**Supplied information:**
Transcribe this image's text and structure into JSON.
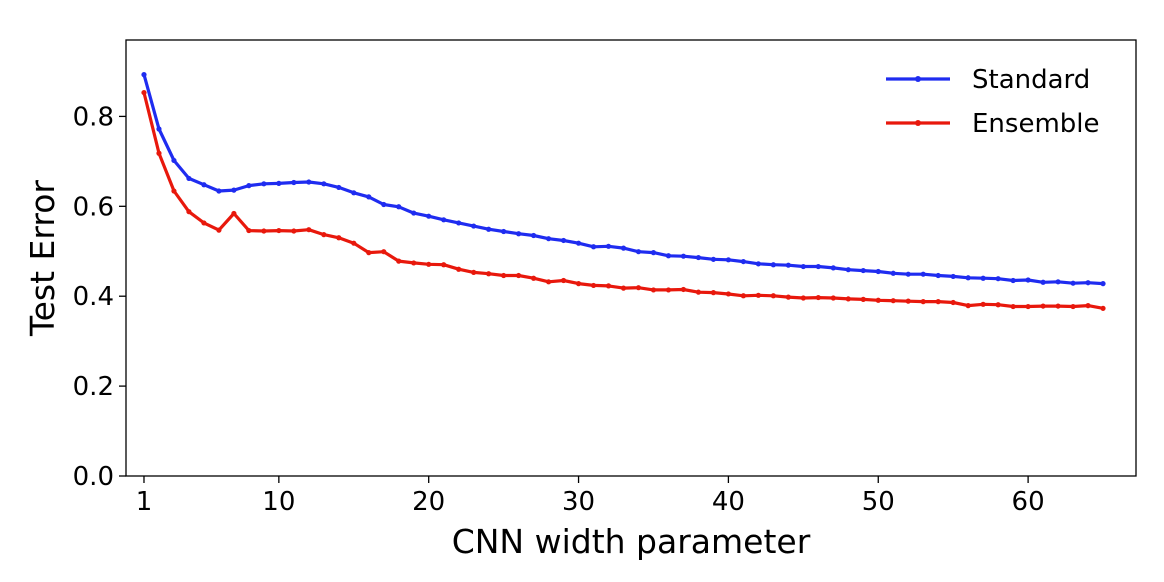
{
  "chart_data": {
    "type": "line",
    "title": "",
    "xlabel": "CNN width parameter",
    "ylabel": "Test Error",
    "xlim": [
      -0.2,
      67.2
    ],
    "ylim": [
      0.0,
      0.97
    ],
    "xticks": [
      1,
      10,
      20,
      30,
      40,
      50,
      60
    ],
    "xtick_labels": [
      "1",
      "10",
      "20",
      "30",
      "40",
      "50",
      "60"
    ],
    "yticks": [
      0.0,
      0.2,
      0.4,
      0.6,
      0.8
    ],
    "ytick_labels": [
      "0.0",
      "0.2",
      "0.4",
      "0.6",
      "0.8"
    ],
    "grid": false,
    "legend_position": "top-right",
    "x": [
      1,
      2,
      3,
      4,
      5,
      6,
      7,
      8,
      9,
      10,
      11,
      12,
      13,
      14,
      15,
      16,
      17,
      18,
      19,
      20,
      21,
      22,
      23,
      24,
      25,
      26,
      27,
      28,
      29,
      30,
      31,
      32,
      33,
      34,
      35,
      36,
      37,
      38,
      39,
      40,
      41,
      42,
      43,
      44,
      45,
      46,
      47,
      48,
      49,
      50,
      51,
      52,
      53,
      54,
      55,
      56,
      57,
      58,
      59,
      60,
      61,
      62,
      63,
      64,
      65
    ],
    "series": [
      {
        "name": "Standard",
        "color": "#1f2cf0",
        "values": [
          0.893,
          0.772,
          0.702,
          0.662,
          0.648,
          0.634,
          0.636,
          0.646,
          0.65,
          0.651,
          0.653,
          0.654,
          0.65,
          0.642,
          0.63,
          0.621,
          0.604,
          0.599,
          0.585,
          0.578,
          0.57,
          0.563,
          0.556,
          0.549,
          0.544,
          0.539,
          0.535,
          0.528,
          0.524,
          0.518,
          0.51,
          0.511,
          0.507,
          0.499,
          0.497,
          0.49,
          0.489,
          0.486,
          0.482,
          0.481,
          0.477,
          0.472,
          0.47,
          0.469,
          0.466,
          0.466,
          0.463,
          0.459,
          0.457,
          0.455,
          0.451,
          0.449,
          0.449,
          0.446,
          0.444,
          0.441,
          0.44,
          0.439,
          0.435,
          0.436,
          0.431,
          0.432,
          0.429,
          0.43,
          0.428
        ]
      },
      {
        "name": "Ensemble",
        "color": "#e8180c",
        "values": [
          0.853,
          0.718,
          0.634,
          0.588,
          0.563,
          0.547,
          0.584,
          0.546,
          0.545,
          0.546,
          0.545,
          0.548,
          0.537,
          0.53,
          0.518,
          0.497,
          0.499,
          0.478,
          0.474,
          0.471,
          0.47,
          0.46,
          0.453,
          0.45,
          0.446,
          0.446,
          0.44,
          0.432,
          0.435,
          0.428,
          0.424,
          0.423,
          0.418,
          0.419,
          0.414,
          0.414,
          0.415,
          0.409,
          0.408,
          0.405,
          0.401,
          0.402,
          0.401,
          0.398,
          0.396,
          0.397,
          0.396,
          0.394,
          0.393,
          0.391,
          0.39,
          0.389,
          0.388,
          0.388,
          0.386,
          0.379,
          0.382,
          0.381,
          0.377,
          0.377,
          0.378,
          0.378,
          0.377,
          0.379,
          0.373
        ]
      }
    ]
  }
}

**Direction:**
Repeat the material exactly as it reads, without any of its pictures.

**The answer:**
Transcribe this image's text and structure into JSON.
{
  "chart_data": {
    "type": "line",
    "title": "",
    "xlabel": "CNN width parameter",
    "ylabel": "Test Error",
    "xlim": [
      -0.2,
      67.2
    ],
    "ylim": [
      0.0,
      0.97
    ],
    "xticks": [
      1,
      10,
      20,
      30,
      40,
      50,
      60
    ],
    "xtick_labels": [
      "1",
      "10",
      "20",
      "30",
      "40",
      "50",
      "60"
    ],
    "yticks": [
      0.0,
      0.2,
      0.4,
      0.6,
      0.8
    ],
    "ytick_labels": [
      "0.0",
      "0.2",
      "0.4",
      "0.6",
      "0.8"
    ],
    "grid": false,
    "legend_position": "top-right",
    "x": [
      1,
      2,
      3,
      4,
      5,
      6,
      7,
      8,
      9,
      10,
      11,
      12,
      13,
      14,
      15,
      16,
      17,
      18,
      19,
      20,
      21,
      22,
      23,
      24,
      25,
      26,
      27,
      28,
      29,
      30,
      31,
      32,
      33,
      34,
      35,
      36,
      37,
      38,
      39,
      40,
      41,
      42,
      43,
      44,
      45,
      46,
      47,
      48,
      49,
      50,
      51,
      52,
      53,
      54,
      55,
      56,
      57,
      58,
      59,
      60,
      61,
      62,
      63,
      64,
      65
    ],
    "series": [
      {
        "name": "Standard",
        "color": "#1f2cf0",
        "values": [
          0.893,
          0.772,
          0.702,
          0.662,
          0.648,
          0.634,
          0.636,
          0.646,
          0.65,
          0.651,
          0.653,
          0.654,
          0.65,
          0.642,
          0.63,
          0.621,
          0.604,
          0.599,
          0.585,
          0.578,
          0.57,
          0.563,
          0.556,
          0.549,
          0.544,
          0.539,
          0.535,
          0.528,
          0.524,
          0.518,
          0.51,
          0.511,
          0.507,
          0.499,
          0.497,
          0.49,
          0.489,
          0.486,
          0.482,
          0.481,
          0.477,
          0.472,
          0.47,
          0.469,
          0.466,
          0.466,
          0.463,
          0.459,
          0.457,
          0.455,
          0.451,
          0.449,
          0.449,
          0.446,
          0.444,
          0.441,
          0.44,
          0.439,
          0.435,
          0.436,
          0.431,
          0.432,
          0.429,
          0.43,
          0.428
        ]
      },
      {
        "name": "Ensemble",
        "color": "#e8180c",
        "values": [
          0.853,
          0.718,
          0.634,
          0.588,
          0.563,
          0.547,
          0.584,
          0.546,
          0.545,
          0.546,
          0.545,
          0.548,
          0.537,
          0.53,
          0.518,
          0.497,
          0.499,
          0.478,
          0.474,
          0.471,
          0.47,
          0.46,
          0.453,
          0.45,
          0.446,
          0.446,
          0.44,
          0.432,
          0.435,
          0.428,
          0.424,
          0.423,
          0.418,
          0.419,
          0.414,
          0.414,
          0.415,
          0.409,
          0.408,
          0.405,
          0.401,
          0.402,
          0.401,
          0.398,
          0.396,
          0.397,
          0.396,
          0.394,
          0.393,
          0.391,
          0.39,
          0.389,
          0.388,
          0.388,
          0.386,
          0.379,
          0.382,
          0.381,
          0.377,
          0.377,
          0.378,
          0.378,
          0.377,
          0.379,
          0.373
        ]
      }
    ]
  }
}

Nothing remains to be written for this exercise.